═════ Records for the exercise ═════

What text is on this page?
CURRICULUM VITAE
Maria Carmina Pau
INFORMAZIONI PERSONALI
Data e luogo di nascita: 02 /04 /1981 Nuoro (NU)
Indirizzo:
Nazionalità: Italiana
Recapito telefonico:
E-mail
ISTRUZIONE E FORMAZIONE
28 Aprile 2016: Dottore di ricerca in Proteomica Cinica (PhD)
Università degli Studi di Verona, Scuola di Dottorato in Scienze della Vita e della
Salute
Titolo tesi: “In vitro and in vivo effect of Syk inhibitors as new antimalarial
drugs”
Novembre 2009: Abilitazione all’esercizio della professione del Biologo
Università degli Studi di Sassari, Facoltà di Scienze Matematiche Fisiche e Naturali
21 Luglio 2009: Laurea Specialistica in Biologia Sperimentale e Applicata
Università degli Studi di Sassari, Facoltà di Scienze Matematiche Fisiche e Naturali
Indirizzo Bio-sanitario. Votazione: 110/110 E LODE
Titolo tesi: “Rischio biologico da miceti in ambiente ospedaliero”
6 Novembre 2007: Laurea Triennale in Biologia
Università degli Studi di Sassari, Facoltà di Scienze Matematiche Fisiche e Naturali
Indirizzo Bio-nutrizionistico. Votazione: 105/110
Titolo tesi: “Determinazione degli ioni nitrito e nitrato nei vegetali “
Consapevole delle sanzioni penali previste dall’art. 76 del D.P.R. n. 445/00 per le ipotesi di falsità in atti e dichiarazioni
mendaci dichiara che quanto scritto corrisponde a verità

═════

Wherever the word "Laurea" occurs in a line of the listing, copy that line.

### Response to the exercise
21 Luglio 2009: Laurea Specialistica in Biologia Sperimentale e Applicata
6 Novembre 2007: Laurea Triennale in Biologia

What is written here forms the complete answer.